- Task 1 -
Return the listing's lines unchanged, from the line with "437, 187, 446]" up to and including the line with "trace-boost bbox=[39, 126, 850, 378]".
- Task 2 -
Write the next part of the news report on the plane that hit the Austin building housing IRS offices, picking up after its final sentence.

- Source extract -
——

It was signed, "Joe Stack (1956-2010)."

The Web site was later taken down by the host company, with a note stating that it had been done "due to the sensitive nature of the events that transpired in Texas this morning and in compliance with a request from the FBI."

National Transportation Safety Board spokesman Peter Knudson said an investigator from the board's Dallas office has been dispatched to the scene of the accident.

Stack's plane took off Thursday from the airport in Georgetown, Texas, and was flying under rules that did not require the pilot to maintain contact with air controllers. He did not file a flight plan.

Witnesses reported that the plane seemed to have been flown deliberately into the first floor of the Echelon 1 Building in northwest Austin. The building mostly houses IRS offices, according to Kathi Hall of KVSA Asset Management, which manages the property.

About 190 IRS employees work in the building, and IRS spokesman Richard C. Sanford said the agency was trying to account for all employees.

——

- Data provided -

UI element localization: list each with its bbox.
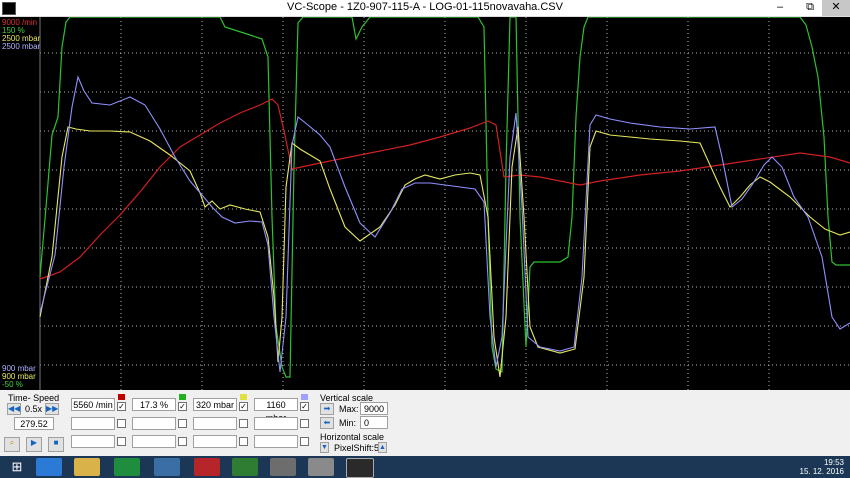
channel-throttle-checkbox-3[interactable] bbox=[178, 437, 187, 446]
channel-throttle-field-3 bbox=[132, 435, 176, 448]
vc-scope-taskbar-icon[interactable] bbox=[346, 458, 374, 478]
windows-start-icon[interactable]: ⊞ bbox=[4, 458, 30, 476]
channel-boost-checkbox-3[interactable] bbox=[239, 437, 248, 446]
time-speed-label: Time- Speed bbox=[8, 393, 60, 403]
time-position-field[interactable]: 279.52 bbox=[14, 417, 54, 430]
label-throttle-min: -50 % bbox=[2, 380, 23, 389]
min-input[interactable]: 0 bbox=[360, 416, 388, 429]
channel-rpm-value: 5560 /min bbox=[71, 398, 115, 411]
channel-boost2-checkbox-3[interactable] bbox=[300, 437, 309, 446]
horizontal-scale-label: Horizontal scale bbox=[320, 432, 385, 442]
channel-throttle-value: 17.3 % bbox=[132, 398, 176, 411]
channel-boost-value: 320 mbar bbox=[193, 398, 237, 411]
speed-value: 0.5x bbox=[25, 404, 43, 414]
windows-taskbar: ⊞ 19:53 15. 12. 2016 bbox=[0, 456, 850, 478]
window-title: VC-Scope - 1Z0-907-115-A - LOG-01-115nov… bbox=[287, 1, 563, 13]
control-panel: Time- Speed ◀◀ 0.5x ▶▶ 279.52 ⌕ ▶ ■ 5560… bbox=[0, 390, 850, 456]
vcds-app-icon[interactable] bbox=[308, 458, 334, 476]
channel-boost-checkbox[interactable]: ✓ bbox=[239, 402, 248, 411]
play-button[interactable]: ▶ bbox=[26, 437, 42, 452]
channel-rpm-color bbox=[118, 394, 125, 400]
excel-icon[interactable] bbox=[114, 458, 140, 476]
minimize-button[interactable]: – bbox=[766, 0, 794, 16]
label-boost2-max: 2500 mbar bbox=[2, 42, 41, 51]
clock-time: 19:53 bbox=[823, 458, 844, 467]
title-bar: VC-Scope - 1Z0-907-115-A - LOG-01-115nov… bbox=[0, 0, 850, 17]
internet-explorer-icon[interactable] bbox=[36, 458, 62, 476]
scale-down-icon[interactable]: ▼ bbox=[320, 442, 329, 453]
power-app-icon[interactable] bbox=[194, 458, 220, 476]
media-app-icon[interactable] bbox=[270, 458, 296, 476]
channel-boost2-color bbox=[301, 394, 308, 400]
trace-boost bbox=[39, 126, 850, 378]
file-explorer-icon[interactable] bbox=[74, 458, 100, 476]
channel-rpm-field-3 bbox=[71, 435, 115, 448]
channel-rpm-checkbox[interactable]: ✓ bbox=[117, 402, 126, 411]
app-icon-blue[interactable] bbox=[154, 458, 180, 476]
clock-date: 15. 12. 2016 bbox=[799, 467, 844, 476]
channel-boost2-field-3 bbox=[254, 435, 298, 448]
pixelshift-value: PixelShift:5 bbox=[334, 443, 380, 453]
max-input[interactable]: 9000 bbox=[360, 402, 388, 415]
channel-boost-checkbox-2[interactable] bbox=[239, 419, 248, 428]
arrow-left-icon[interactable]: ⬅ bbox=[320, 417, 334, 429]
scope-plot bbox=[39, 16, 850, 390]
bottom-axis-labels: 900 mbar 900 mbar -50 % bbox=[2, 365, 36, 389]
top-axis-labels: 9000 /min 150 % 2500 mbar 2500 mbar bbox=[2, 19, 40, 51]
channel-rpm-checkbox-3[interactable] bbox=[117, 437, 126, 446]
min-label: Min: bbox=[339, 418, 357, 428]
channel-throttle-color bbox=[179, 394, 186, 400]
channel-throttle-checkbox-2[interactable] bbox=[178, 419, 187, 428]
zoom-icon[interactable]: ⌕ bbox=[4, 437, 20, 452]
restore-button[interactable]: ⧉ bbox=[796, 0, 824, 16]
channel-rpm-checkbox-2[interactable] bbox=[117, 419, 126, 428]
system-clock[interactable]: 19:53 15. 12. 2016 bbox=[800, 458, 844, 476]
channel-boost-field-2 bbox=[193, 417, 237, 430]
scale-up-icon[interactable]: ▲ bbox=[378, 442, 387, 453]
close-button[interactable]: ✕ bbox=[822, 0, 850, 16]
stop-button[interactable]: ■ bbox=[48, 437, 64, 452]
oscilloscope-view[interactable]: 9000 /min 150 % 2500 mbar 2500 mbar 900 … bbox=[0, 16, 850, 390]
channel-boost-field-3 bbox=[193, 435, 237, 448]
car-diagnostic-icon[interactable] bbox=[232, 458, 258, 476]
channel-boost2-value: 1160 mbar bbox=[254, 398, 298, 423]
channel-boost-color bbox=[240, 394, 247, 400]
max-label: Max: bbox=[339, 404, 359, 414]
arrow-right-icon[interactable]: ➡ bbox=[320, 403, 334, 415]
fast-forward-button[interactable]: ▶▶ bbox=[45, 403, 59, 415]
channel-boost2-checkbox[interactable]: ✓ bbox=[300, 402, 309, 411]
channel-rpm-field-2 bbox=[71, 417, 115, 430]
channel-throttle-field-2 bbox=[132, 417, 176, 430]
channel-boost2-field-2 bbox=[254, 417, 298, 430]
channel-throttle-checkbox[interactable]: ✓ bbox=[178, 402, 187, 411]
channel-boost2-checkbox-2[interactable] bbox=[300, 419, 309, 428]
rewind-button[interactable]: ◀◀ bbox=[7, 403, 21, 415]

——

- Final answer 1 -
channel-throttle-checkbox-3[interactable] bbox=[178, 437, 187, 446]
channel-throttle-field-3 bbox=[132, 435, 176, 448]
vc-scope-taskbar-icon[interactable] bbox=[346, 458, 374, 478]
windows-start-icon[interactable]: ⊞ bbox=[4, 458, 30, 476]
channel-boost-checkbox-3[interactable] bbox=[239, 437, 248, 446]
time-speed-label: Time- Speed bbox=[8, 393, 60, 403]
time-position-field[interactable]: 279.52 bbox=[14, 417, 54, 430]
label-throttle-min: -50 % bbox=[2, 380, 23, 389]
min-input[interactable]: 0 bbox=[360, 416, 388, 429]
channel-rpm-value: 5560 /min bbox=[71, 398, 115, 411]
channel-boost2-checkbox-3[interactable] bbox=[300, 437, 309, 446]
horizontal-scale-label: Horizontal scale bbox=[320, 432, 385, 442]
channel-throttle-value: 17.3 % bbox=[132, 398, 176, 411]
channel-boost-value: 320 mbar bbox=[193, 398, 237, 411]
speed-value: 0.5x bbox=[25, 404, 43, 414]
windows-taskbar: ⊞ 19:53 15. 12. 2016 bbox=[0, 456, 850, 478]
window-title: VC-Scope - 1Z0-907-115-A - LOG-01-115nov… bbox=[287, 1, 563, 13]
control-panel: Time- Speed ◀◀ 0.5x ▶▶ 279.52 ⌕ ▶ ■ 5560… bbox=[0, 390, 850, 456]
vcds-app-icon[interactable] bbox=[308, 458, 334, 476]
channel-boost-checkbox[interactable]: ✓ bbox=[239, 402, 248, 411]
play-button[interactable]: ▶ bbox=[26, 437, 42, 452]
channel-rpm-color bbox=[118, 394, 125, 400]
excel-icon[interactable] bbox=[114, 458, 140, 476]
minimize-button[interactable]: – bbox=[766, 0, 794, 16]
label-boost2-max: 2500 mbar bbox=[2, 42, 41, 51]
clock-time: 19:53 bbox=[823, 458, 844, 467]
title-bar: VC-Scope - 1Z0-907-115-A - LOG-01-115nov… bbox=[0, 0, 850, 17]
internet-explorer-icon[interactable] bbox=[36, 458, 62, 476]
scale-down-icon[interactable]: ▼ bbox=[320, 442, 329, 453]
power-app-icon[interactable] bbox=[194, 458, 220, 476]
media-app-icon[interactable] bbox=[270, 458, 296, 476]
channel-boost2-color bbox=[301, 394, 308, 400]
trace-boost bbox=[39, 126, 850, 378]

- Final answer 2 -
The crash sent workers fleeing as ceilings crumbled, windows shattered and flames shot out of the building. Thick black and gray smoke was billowing out of the second and third stories of the building as fire crews using ladder trucks and hoses battled the blaze. Dozens of windows were blown out.

The Austin American-Statesman newspaper quoted IRS agent William Winnie as saying he was in a training session on the third floor of the building when he saw a light-colored, single-engine plane coming at the building.

"It looked like it was coming right in my window," Winnie said, adding that the plane veered down and to the left and crashed into the floors below. "I didn't lose my footing, but it was enough to knock people who were sitting to the floor."

As a precaution, the Colorado-based North American Aerospace Defense Command launched two F-16 aircraft from Houston's Ellington Field to conduct an air patrol over the crash area, an FAA official said.

White House spokesman Robert Gibbs said President Obama has been briefed by counterterrorism adviser John Brennan but reiterated that the incident "does not appear" to be terrorism.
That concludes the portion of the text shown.